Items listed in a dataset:

---------------

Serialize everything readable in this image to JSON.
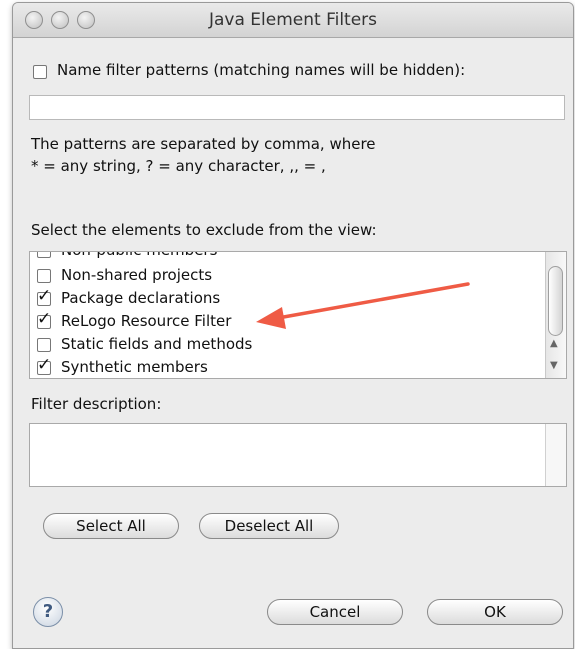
{
  "window": {
    "title": "Java Element Filters"
  },
  "name_filter": {
    "checked": false,
    "label": "Name filter patterns (matching names will be hidden):",
    "value": ""
  },
  "patterns_note": {
    "line1": "The patterns are separated by comma, where",
    "line2": "* = any string, ? = any character, ,, = ,"
  },
  "elements": {
    "label": "Select the elements to exclude from the view:",
    "items": [
      {
        "label": "Non-public members",
        "checked": false
      },
      {
        "label": "Non-shared projects",
        "checked": false
      },
      {
        "label": "Package declarations",
        "checked": true
      },
      {
        "label": "ReLogo Resource Filter",
        "checked": true
      },
      {
        "label": "Static fields and methods",
        "checked": false
      },
      {
        "label": "Synthetic members",
        "checked": true
      }
    ]
  },
  "description": {
    "label": "Filter description:",
    "value": ""
  },
  "buttons": {
    "select_all": "Select All",
    "deselect_all": "Deselect All",
    "cancel": "Cancel",
    "ok": "OK",
    "help": "?"
  },
  "annotation": {
    "color": "#ef5b45"
  },
  "icons": {
    "check": "✓",
    "scroll_up": "▲",
    "scroll_down": "▼"
  }
}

---------------

Task to complete:
Read through the entries and copy each line in which "members" appears.

Task answer:
        "label": "Non-public members",
        "label": "Synthetic members",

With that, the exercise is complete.